— Start SOURCE PASSAGE —

Hi Michal,

> -----Original Message-----
> From: Michal Orzel <michal.or...@amd.com>
> >
> > Oh I think get your point. Let me try to explain myself and thanks for your
> > patience :))
> >
> > The reserved heap region defined in the device tree should be used for
> both
> > Xenheap and domain heap, so if we reserved a too small region (<32M),
> > an error should pop because the reserved region is not enough for
> xenheap,
> > and user should reserve more.
> > [...]
> >
> >> But your check is against heap being to small (less than 32M).
> >> So basically if the following check fails:
> >> "( reserved_heap && reserved_heap_pages < 32<<(20-PAGE_SHIFT) ) )"
> >> it means that the heap region defined by a user is too small (not too 
> >> large),
> >> because according to requirements it should be at least 32M.
> >
> > [...]
> > So in that case, printing "Not enough space for xenheap" means the
> reserved
> > region cannot satisfy the minimal requirement of the space of xenheap (at
> least
> > 32M), and this is in consistent with the check.

— End SOURCE PASSAGE —
— Start RAW RECORDS —

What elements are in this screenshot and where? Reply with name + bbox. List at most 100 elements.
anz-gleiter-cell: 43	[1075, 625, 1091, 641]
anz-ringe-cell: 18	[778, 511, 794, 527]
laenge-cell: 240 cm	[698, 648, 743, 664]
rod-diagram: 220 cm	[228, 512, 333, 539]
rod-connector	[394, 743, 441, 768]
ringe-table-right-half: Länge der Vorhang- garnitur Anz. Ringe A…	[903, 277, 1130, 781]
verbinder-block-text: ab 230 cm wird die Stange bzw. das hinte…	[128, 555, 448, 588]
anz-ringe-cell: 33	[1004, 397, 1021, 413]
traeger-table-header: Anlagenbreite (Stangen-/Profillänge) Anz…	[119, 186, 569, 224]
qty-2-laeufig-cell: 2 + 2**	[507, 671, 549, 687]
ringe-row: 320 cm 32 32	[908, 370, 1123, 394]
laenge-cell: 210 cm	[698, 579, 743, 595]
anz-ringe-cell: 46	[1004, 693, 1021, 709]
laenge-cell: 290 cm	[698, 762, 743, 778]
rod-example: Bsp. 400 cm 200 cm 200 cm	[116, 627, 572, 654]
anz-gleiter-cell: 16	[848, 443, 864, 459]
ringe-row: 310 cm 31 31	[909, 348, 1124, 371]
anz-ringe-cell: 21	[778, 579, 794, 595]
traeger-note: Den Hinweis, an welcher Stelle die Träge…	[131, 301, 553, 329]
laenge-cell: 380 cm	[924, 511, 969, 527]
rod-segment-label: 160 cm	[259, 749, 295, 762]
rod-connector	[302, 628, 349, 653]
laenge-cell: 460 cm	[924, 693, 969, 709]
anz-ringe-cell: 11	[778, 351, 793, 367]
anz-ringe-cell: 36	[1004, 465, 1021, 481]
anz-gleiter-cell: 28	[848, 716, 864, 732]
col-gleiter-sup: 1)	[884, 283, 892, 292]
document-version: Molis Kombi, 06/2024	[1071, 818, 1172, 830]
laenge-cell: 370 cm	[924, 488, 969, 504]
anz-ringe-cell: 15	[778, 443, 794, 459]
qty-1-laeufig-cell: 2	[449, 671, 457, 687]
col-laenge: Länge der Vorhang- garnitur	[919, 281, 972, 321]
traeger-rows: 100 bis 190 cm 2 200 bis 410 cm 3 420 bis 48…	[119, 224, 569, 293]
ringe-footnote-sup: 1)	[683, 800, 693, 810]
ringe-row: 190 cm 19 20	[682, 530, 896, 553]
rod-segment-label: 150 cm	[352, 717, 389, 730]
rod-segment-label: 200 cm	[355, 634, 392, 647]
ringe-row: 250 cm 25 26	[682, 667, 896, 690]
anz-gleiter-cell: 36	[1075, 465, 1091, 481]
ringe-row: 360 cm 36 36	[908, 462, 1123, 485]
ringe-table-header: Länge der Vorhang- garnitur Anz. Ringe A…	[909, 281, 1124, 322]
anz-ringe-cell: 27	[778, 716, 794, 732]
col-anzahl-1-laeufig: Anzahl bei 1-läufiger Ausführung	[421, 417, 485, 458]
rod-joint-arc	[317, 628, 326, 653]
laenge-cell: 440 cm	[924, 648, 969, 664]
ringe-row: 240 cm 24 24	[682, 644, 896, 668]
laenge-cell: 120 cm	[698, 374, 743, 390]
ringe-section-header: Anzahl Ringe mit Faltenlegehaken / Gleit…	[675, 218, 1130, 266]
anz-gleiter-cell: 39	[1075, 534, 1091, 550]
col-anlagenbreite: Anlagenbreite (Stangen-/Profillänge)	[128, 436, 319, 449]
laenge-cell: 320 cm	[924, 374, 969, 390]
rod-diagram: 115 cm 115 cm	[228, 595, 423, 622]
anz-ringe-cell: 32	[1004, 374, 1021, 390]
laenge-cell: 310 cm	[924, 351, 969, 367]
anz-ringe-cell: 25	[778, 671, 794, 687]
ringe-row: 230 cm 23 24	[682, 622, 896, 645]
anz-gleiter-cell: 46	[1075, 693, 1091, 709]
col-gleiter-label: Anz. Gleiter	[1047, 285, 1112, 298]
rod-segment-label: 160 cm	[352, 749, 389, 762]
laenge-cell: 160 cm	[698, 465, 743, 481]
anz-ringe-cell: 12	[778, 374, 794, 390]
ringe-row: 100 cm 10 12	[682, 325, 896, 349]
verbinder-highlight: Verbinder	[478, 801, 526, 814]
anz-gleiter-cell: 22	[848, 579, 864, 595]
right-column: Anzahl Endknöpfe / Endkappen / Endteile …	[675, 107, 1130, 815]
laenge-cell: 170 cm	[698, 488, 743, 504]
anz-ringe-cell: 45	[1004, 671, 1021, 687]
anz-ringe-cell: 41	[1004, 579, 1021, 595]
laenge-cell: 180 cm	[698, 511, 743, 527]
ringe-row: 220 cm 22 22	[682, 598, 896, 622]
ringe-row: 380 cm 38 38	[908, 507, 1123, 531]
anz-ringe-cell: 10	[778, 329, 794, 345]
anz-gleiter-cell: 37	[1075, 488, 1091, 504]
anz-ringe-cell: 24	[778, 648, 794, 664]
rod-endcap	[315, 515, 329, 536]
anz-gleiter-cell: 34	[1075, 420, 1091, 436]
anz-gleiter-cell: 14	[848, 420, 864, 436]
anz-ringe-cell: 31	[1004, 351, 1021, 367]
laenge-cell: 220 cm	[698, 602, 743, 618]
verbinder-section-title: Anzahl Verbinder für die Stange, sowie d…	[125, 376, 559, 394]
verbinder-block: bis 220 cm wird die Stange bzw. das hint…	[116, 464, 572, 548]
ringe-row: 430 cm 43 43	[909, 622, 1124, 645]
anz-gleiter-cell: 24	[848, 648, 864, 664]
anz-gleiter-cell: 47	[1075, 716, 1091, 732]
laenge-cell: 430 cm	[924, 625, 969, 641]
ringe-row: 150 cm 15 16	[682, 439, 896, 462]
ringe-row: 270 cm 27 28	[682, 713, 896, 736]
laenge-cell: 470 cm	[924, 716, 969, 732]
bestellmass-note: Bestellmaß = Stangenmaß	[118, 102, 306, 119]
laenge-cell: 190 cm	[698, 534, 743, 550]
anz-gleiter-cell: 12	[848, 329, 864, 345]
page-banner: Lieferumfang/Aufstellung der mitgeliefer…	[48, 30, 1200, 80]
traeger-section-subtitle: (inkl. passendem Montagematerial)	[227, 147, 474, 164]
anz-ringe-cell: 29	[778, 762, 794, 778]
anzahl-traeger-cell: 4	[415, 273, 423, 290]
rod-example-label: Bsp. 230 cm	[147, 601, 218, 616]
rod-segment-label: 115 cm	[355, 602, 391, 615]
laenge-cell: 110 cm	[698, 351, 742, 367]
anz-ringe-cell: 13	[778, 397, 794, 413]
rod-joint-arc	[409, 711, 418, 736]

— End RAW RECORDS —

TASK OBJECTIVE:
Decide whether each statement agrees with the email above, answering yes or no and quoting the words from the email that settle it: (a) the reserved heap region must be at least 32M; (b) if the reserved region is too small, the user should reserve more; (c) a failing check means the heap region defined by the user is too large.

THE ANSWER:
(a) Yes: "according to requirements it should be at least 32M."
(b) Yes: "and user should reserve more."
(c) No: "the heap region defined by a user is too small"